/---

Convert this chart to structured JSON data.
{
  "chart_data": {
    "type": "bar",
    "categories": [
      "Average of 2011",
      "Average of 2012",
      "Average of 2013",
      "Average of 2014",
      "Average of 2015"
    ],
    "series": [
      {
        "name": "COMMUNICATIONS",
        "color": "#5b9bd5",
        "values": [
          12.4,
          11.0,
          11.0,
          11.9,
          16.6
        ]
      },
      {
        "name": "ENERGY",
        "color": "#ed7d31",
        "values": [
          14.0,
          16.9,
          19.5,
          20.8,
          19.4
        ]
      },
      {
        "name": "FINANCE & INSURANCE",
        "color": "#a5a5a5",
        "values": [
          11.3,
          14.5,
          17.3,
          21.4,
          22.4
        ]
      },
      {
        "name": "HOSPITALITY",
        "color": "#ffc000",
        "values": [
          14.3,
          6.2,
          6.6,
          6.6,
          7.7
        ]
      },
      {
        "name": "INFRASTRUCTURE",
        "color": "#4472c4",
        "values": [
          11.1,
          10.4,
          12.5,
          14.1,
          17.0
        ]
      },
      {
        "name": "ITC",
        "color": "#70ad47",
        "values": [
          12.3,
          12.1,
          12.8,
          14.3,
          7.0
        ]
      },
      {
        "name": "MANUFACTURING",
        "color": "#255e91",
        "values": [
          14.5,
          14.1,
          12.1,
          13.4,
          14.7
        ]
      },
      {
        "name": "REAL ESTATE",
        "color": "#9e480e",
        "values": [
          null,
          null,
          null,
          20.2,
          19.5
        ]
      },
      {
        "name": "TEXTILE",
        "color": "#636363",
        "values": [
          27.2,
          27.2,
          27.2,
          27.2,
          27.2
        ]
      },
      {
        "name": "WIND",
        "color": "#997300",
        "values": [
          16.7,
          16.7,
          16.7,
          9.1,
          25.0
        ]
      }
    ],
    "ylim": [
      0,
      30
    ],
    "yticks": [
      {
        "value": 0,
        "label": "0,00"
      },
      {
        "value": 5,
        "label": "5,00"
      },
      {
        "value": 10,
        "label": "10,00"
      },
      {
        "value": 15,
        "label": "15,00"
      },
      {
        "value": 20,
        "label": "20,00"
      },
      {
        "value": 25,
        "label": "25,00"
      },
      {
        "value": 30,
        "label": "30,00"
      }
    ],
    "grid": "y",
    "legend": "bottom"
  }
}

\---

◆ Exercise requirements: Pull every line containing "Average" out of the data above.

◆ Answer in full:
      "Average of 2011",
      "Average of 2012",
      "Average of 2013",
      "Average of 2014",
      "Average of 2015"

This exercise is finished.